**RECORDED DATA**
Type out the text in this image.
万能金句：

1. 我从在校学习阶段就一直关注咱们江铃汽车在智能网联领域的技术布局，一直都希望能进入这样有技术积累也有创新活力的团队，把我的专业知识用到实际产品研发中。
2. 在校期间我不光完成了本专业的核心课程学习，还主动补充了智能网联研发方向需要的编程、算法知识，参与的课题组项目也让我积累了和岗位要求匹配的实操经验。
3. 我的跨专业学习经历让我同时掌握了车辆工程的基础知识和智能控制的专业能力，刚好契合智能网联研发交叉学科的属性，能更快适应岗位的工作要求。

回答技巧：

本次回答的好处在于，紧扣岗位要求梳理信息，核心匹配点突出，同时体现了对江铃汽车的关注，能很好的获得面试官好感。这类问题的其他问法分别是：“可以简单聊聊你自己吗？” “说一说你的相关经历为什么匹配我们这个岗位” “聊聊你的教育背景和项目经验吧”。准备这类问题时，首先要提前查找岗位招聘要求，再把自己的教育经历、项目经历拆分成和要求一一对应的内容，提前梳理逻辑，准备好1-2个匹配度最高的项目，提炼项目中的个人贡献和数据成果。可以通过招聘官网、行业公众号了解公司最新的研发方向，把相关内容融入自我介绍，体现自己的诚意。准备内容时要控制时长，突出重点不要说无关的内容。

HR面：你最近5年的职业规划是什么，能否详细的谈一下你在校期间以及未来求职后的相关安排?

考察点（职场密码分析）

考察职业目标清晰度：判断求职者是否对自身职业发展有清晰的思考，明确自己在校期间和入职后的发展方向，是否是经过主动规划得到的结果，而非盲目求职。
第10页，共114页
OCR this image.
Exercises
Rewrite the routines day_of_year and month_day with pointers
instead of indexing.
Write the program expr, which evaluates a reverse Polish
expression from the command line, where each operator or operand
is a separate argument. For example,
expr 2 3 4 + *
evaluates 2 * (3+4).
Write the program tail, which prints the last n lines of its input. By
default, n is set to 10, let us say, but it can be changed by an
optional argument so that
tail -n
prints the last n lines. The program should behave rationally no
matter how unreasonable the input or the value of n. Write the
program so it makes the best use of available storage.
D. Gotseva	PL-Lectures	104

**DIRECTION**
All lines from the one containing "OCR this image." through the end of the records, both ends included, are to be quoted exactly; please add nothing else.

**SOLVED EXERCISE**
OCR this image.
Exercises
Rewrite the routines day_of_year and month_day with pointers
instead of indexing.
Write the program expr, which evaluates a reverse Polish
expression from the command line, where each operator or operand
is a separate argument. For example,
expr 2 3 4 + *
evaluates 2 * (3+4).
Write the program tail, which prints the last n lines of its input. By
default, n is set to 10, let us say, but it can be changed by an
optional argument so that
tail -n
prints the last n lines. The program should behave rationally no
matter how unreasonable the input or the value of n. Write the
program so it makes the best use of available storage.
D. Gotseva	PL-Lectures	104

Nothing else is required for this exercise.